| Stated task |
Each line of the data that includes the string "color" is to be copied out.

| Exercise inputs |
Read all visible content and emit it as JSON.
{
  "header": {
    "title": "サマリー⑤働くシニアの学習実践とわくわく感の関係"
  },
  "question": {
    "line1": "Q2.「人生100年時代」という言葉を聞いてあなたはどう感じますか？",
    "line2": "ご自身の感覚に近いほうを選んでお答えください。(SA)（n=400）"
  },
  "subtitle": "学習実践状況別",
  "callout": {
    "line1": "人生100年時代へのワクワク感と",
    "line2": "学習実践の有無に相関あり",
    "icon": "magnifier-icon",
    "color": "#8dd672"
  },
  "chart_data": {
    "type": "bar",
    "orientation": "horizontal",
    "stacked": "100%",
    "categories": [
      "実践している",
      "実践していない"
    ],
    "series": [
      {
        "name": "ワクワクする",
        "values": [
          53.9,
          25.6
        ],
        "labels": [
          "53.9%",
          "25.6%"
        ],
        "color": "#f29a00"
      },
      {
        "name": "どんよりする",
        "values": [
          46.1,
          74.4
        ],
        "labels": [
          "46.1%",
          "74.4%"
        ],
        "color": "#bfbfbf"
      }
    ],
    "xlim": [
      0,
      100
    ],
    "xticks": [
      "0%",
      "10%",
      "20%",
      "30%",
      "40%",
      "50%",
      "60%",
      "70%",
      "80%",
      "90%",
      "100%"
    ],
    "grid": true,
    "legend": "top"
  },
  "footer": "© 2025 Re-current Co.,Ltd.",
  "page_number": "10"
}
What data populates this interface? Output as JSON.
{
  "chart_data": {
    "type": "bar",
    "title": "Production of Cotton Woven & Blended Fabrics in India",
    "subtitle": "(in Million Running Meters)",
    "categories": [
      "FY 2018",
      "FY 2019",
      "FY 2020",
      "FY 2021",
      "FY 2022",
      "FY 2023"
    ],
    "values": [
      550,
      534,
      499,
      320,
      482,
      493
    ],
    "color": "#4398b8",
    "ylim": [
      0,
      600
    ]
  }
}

| Response to this exercise |
    "color": "#8dd672"
        "color": "#f29a00"
        "color": "#bfbfbf"
    "color": "#4398b8",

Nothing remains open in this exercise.